**CHALLENGE:**
In the copy, include every entry exactly but none of the pictures.

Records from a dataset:

^^^^^^^^

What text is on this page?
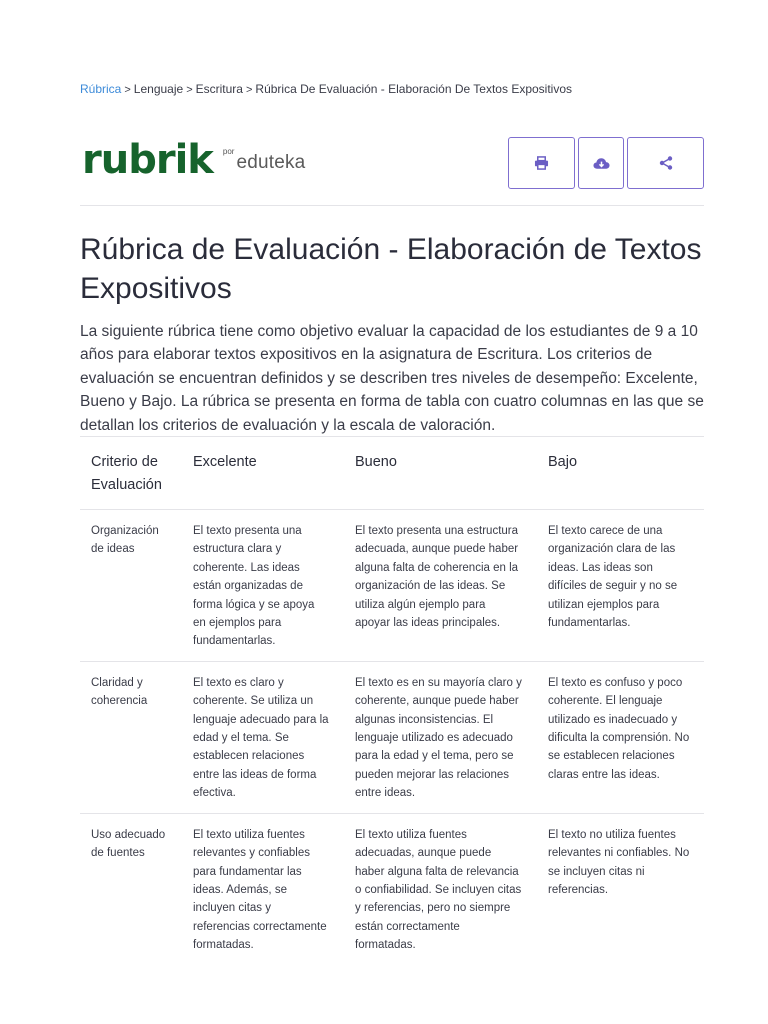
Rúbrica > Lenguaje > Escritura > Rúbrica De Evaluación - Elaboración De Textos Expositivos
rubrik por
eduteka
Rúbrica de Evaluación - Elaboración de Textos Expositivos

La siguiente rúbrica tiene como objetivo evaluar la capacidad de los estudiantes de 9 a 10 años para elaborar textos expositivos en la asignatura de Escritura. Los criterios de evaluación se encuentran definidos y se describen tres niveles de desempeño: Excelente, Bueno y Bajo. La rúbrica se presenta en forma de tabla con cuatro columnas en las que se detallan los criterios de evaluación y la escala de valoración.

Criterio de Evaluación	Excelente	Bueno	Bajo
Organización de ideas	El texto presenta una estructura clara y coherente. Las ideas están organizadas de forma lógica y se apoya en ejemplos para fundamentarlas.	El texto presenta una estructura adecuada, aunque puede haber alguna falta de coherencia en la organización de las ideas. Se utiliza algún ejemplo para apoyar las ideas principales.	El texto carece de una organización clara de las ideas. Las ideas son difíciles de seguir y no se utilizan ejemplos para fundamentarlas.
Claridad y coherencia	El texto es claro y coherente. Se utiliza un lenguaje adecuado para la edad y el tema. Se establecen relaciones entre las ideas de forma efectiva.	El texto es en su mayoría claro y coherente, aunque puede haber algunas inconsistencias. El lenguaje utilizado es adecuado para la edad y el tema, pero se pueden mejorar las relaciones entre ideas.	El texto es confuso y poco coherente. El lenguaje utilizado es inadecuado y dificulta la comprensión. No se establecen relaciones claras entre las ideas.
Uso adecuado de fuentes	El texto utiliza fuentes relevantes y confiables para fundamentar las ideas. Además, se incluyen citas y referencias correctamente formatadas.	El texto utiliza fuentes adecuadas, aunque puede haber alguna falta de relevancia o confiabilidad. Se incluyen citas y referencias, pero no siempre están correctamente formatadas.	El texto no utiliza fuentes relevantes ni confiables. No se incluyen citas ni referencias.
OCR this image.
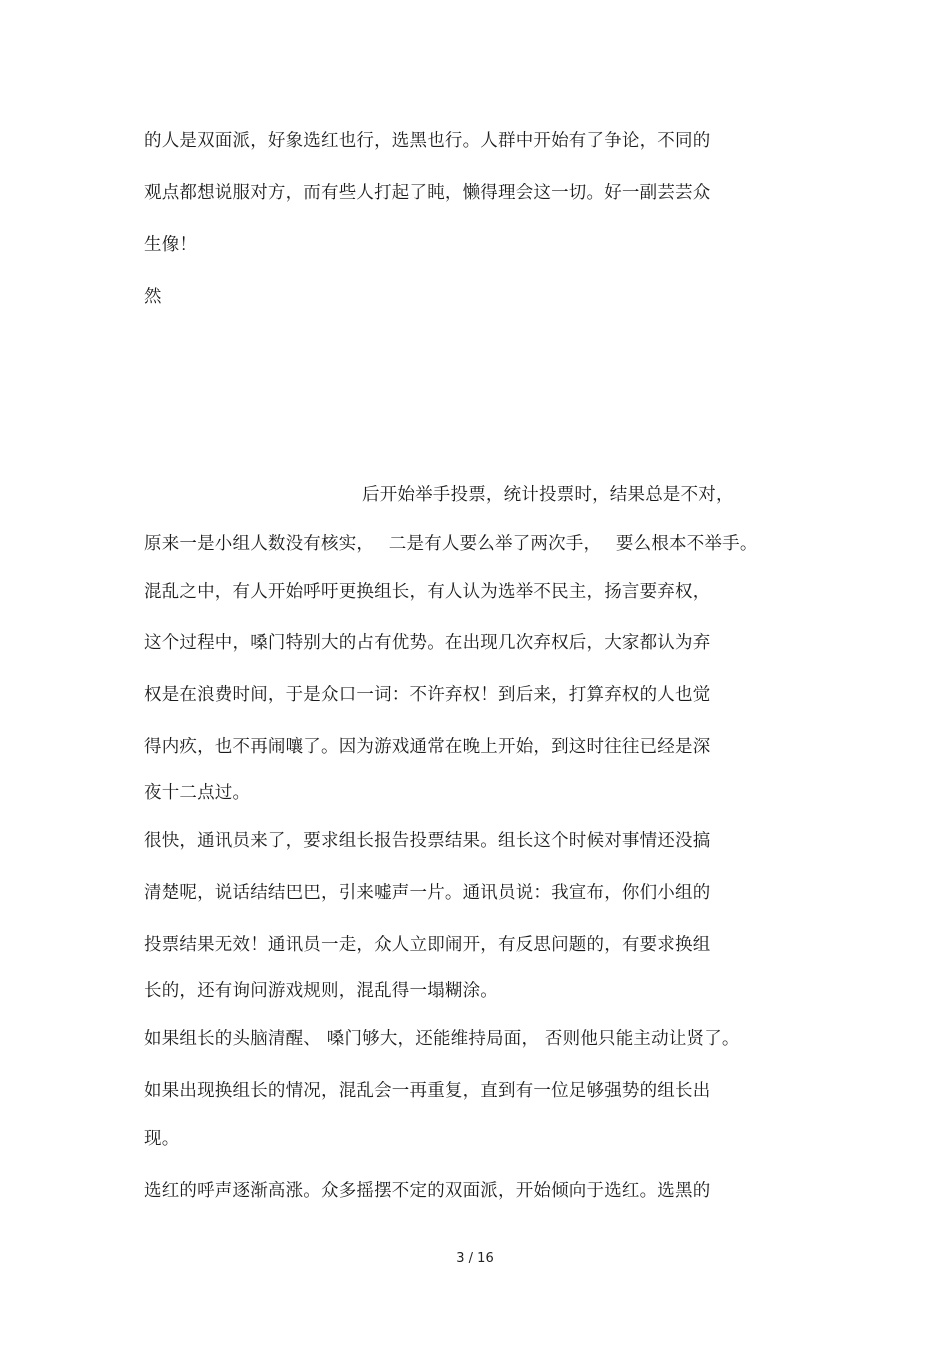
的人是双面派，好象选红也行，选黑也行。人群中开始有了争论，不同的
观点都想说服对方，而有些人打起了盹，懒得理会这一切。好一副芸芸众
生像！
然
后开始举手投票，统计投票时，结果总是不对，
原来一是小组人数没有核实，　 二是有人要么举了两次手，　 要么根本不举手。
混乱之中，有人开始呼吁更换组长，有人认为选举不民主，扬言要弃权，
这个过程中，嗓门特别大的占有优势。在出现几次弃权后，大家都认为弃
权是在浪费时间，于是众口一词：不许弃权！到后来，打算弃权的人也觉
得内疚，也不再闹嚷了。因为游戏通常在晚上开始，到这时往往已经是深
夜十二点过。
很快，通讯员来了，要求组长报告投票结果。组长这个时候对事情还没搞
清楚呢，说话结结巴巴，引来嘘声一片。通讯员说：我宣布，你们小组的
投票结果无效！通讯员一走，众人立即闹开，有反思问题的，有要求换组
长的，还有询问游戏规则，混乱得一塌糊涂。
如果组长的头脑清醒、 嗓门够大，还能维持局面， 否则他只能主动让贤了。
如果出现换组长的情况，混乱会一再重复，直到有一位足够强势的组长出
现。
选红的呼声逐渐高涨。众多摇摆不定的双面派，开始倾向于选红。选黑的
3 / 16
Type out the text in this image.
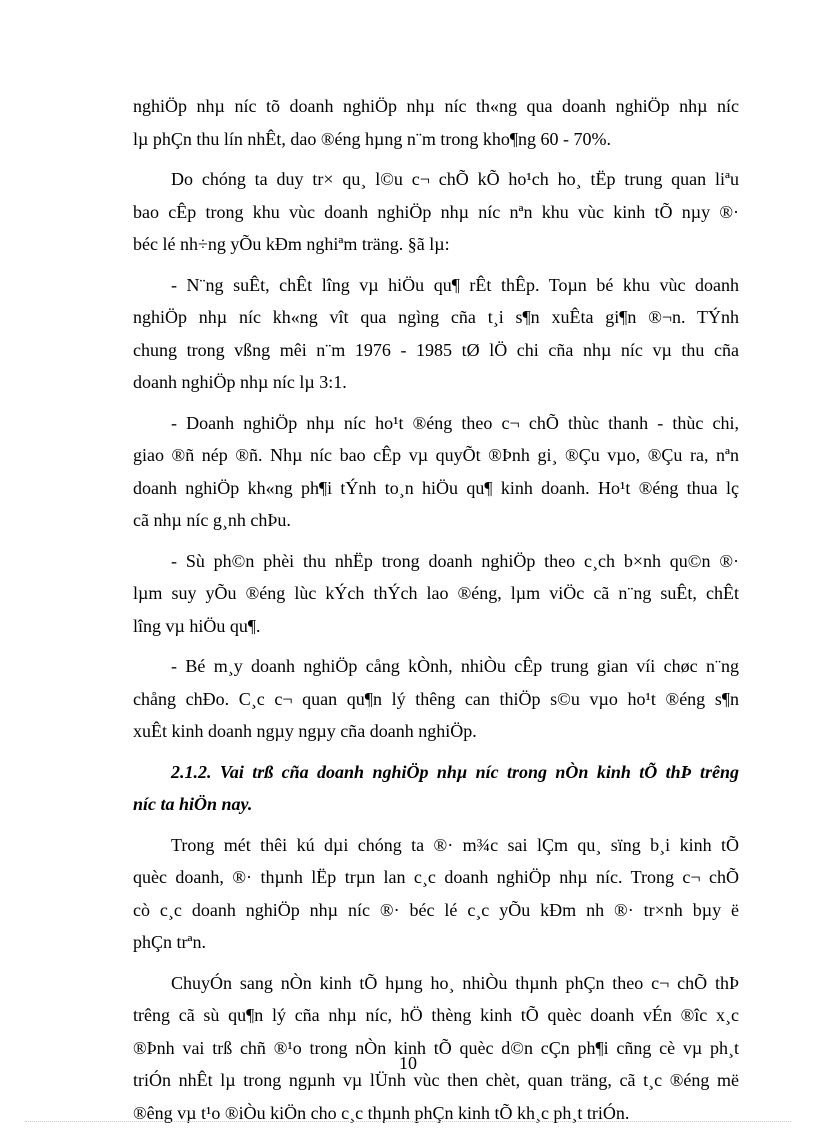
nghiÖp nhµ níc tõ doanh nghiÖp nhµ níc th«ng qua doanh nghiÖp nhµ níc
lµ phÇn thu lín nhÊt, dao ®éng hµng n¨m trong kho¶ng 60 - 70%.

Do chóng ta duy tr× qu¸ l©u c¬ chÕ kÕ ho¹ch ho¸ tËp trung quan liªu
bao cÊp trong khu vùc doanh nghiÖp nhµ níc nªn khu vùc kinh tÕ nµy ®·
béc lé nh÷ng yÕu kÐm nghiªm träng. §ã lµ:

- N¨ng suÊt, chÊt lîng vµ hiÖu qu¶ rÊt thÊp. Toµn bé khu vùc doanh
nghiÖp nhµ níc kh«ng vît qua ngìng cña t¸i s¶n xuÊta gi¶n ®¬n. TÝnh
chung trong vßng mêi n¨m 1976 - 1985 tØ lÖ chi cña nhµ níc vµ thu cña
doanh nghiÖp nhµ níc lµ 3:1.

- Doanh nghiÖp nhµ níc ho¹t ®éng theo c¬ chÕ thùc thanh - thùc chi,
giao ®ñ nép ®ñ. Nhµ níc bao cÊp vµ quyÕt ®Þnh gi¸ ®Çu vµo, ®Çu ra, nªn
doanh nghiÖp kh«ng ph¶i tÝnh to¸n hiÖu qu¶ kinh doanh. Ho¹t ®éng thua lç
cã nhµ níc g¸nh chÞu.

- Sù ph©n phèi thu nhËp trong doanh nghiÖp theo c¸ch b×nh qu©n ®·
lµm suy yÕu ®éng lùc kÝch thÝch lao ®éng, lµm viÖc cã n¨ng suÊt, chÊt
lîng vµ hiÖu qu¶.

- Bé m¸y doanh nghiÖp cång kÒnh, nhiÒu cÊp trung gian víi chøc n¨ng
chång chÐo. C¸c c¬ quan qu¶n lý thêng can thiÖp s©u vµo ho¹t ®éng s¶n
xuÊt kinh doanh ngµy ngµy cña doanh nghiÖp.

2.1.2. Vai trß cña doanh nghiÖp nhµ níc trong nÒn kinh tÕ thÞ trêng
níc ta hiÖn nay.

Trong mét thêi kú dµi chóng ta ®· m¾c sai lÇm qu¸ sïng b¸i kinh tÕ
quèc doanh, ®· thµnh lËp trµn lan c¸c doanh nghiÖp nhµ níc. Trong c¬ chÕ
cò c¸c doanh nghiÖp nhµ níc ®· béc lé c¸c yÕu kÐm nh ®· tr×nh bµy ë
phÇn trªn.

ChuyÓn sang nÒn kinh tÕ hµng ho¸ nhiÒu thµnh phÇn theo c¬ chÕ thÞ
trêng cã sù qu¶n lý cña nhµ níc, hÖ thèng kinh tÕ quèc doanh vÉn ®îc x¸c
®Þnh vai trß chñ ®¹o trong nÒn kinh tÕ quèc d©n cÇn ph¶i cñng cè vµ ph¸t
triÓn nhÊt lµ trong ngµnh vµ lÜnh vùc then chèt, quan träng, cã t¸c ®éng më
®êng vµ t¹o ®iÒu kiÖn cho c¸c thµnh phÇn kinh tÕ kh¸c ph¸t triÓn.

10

^^^^^^^^

**FULL OUTPUT:**
What text is on this page?
Rúbrica > Lenguaje > Escritura > Rúbrica De Evaluación - Elaboración De Textos Expositivos
rubrik por
eduteka
Rúbrica de Evaluación - Elaboración de Textos Expositivos

La siguiente rúbrica tiene como objetivo evaluar la capacidad de los estudiantes de 9 a 10 años para elaborar textos expositivos en la asignatura de Escritura. Los criterios de evaluación se encuentran definidos y se describen tres niveles de desempeño: Excelente, Bueno y Bajo. La rúbrica se presenta en forma de tabla con cuatro columnas en las que se detallan los criterios de evaluación y la escala de valoración.

Criterio de Evaluación	Excelente	Bueno	Bajo
Organización de ideas	El texto presenta una estructura clara y coherente. Las ideas están organizadas de forma lógica y se apoya en ejemplos para fundamentarlas.	El texto presenta una estructura adecuada, aunque puede haber alguna falta de coherencia en la organización de las ideas. Se utiliza algún ejemplo para apoyar las ideas principales.	El texto carece de una organización clara de las ideas. Las ideas son difíciles de seguir y no se utilizan ejemplos para fundamentarlas.
Claridad y coherencia	El texto es claro y coherente. Se utiliza un lenguaje adecuado para la edad y el tema. Se establecen relaciones entre las ideas de forma efectiva.	El texto es en su mayoría claro y coherente, aunque puede haber algunas inconsistencias. El lenguaje utilizado es adecuado para la edad y el tema, pero se pueden mejorar las relaciones entre ideas.	El texto es confuso y poco coherente. El lenguaje utilizado es inadecuado y dificulta la comprensión. No se establecen relaciones claras entre las ideas.
Uso adecuado de fuentes	El texto utiliza fuentes relevantes y confiables para fundamentar las ideas. Además, se incluyen citas y referencias correctamente formatadas.	El texto utiliza fuentes adecuadas, aunque puede haber alguna falta de relevancia o confiabilidad. Se incluyen citas y referencias, pero no siempre están correctamente formatadas.	El texto no utiliza fuentes relevantes ni confiables. No se incluyen citas ni referencias.
OCR this image.
的人是双面派，好象选红也行，选黑也行。人群中开始有了争论，不同的
观点都想说服对方，而有些人打起了盹，懒得理会这一切。好一副芸芸众
生像！
然
后开始举手投票，统计投票时，结果总是不对，
原来一是小组人数没有核实，　 二是有人要么举了两次手，　 要么根本不举手。
混乱之中，有人开始呼吁更换组长，有人认为选举不民主，扬言要弃权，
这个过程中，嗓门特别大的占有优势。在出现几次弃权后，大家都认为弃
权是在浪费时间，于是众口一词：不许弃权！到后来，打算弃权的人也觉
得内疚，也不再闹嚷了。因为游戏通常在晚上开始，到这时往往已经是深
夜十二点过。
很快，通讯员来了，要求组长报告投票结果。组长这个时候对事情还没搞
清楚呢，说话结结巴巴，引来嘘声一片。通讯员说：我宣布，你们小组的
投票结果无效！通讯员一走，众人立即闹开，有反思问题的，有要求换组
长的，还有询问游戏规则，混乱得一塌糊涂。
如果组长的头脑清醒、 嗓门够大，还能维持局面， 否则他只能主动让贤了。
如果出现换组长的情况，混乱会一再重复，直到有一位足够强势的组长出
现。
选红的呼声逐渐高涨。众多摇摆不定的双面派，开始倾向于选红。选黑的
3 / 16
Type out the text in this image.
nghiÖp nhµ níc tõ doanh nghiÖp nhµ níc th«ng qua doanh nghiÖp nhµ níc
lµ phÇn thu lín nhÊt, dao ®éng hµng n¨m trong kho¶ng 60 - 70%.

Do chóng ta duy tr× qu¸ l©u c¬ chÕ kÕ ho¹ch ho¸ tËp trung quan liªu
bao cÊp trong khu vùc doanh nghiÖp nhµ níc nªn khu vùc kinh tÕ nµy ®·
béc lé nh÷ng yÕu kÐm nghiªm träng. §ã lµ:

- N¨ng suÊt, chÊt lîng vµ hiÖu qu¶ rÊt thÊp. Toµn bé khu vùc doanh
nghiÖp nhµ níc kh«ng vît qua ngìng cña t¸i s¶n xuÊta gi¶n ®¬n. TÝnh
chung trong vßng mêi n¨m 1976 - 1985 tØ lÖ chi cña nhµ níc vµ thu cña
doanh nghiÖp nhµ níc lµ 3:1.

- Doanh nghiÖp nhµ níc ho¹t ®éng theo c¬ chÕ thùc thanh - thùc chi,
giao ®ñ nép ®ñ. Nhµ níc bao cÊp vµ quyÕt ®Þnh gi¸ ®Çu vµo, ®Çu ra, nªn
doanh nghiÖp kh«ng ph¶i tÝnh to¸n hiÖu qu¶ kinh doanh. Ho¹t ®éng thua lç
cã nhµ níc g¸nh chÞu.

- Sù ph©n phèi thu nhËp trong doanh nghiÖp theo c¸ch b×nh qu©n ®·
lµm suy yÕu ®éng lùc kÝch thÝch lao ®éng, lµm viÖc cã n¨ng suÊt, chÊt
lîng vµ hiÖu qu¶.

- Bé m¸y doanh nghiÖp cång kÒnh, nhiÒu cÊp trung gian víi chøc n¨ng
chång chÐo. C¸c c¬ quan qu¶n lý thêng can thiÖp s©u vµo ho¹t ®éng s¶n
xuÊt kinh doanh ngµy ngµy cña doanh nghiÖp.

2.1.2. Vai trß cña doanh nghiÖp nhµ níc trong nÒn kinh tÕ thÞ trêng
níc ta hiÖn nay.

Trong mét thêi kú dµi chóng ta ®· m¾c sai lÇm qu¸ sïng b¸i kinh tÕ
quèc doanh, ®· thµnh lËp trµn lan c¸c doanh nghiÖp nhµ níc. Trong c¬ chÕ
cò c¸c doanh nghiÖp nhµ níc ®· béc lé c¸c yÕu kÐm nh ®· tr×nh bµy ë
phÇn trªn.

ChuyÓn sang nÒn kinh tÕ hµng ho¸ nhiÒu thµnh phÇn theo c¬ chÕ thÞ
trêng cã sù qu¶n lý cña nhµ níc, hÖ thèng kinh tÕ quèc doanh vÉn ®îc x¸c
®Þnh vai trß chñ ®¹o trong nÒn kinh tÕ quèc d©n cÇn ph¶i cñng cè vµ ph¸t
triÓn nhÊt lµ trong ngµnh vµ lÜnh vùc then chèt, quan träng, cã t¸c ®éng më
®êng vµ t¹o ®iÒu kiÖn cho c¸c thµnh phÇn kinh tÕ kh¸c ph¸t triÓn.

10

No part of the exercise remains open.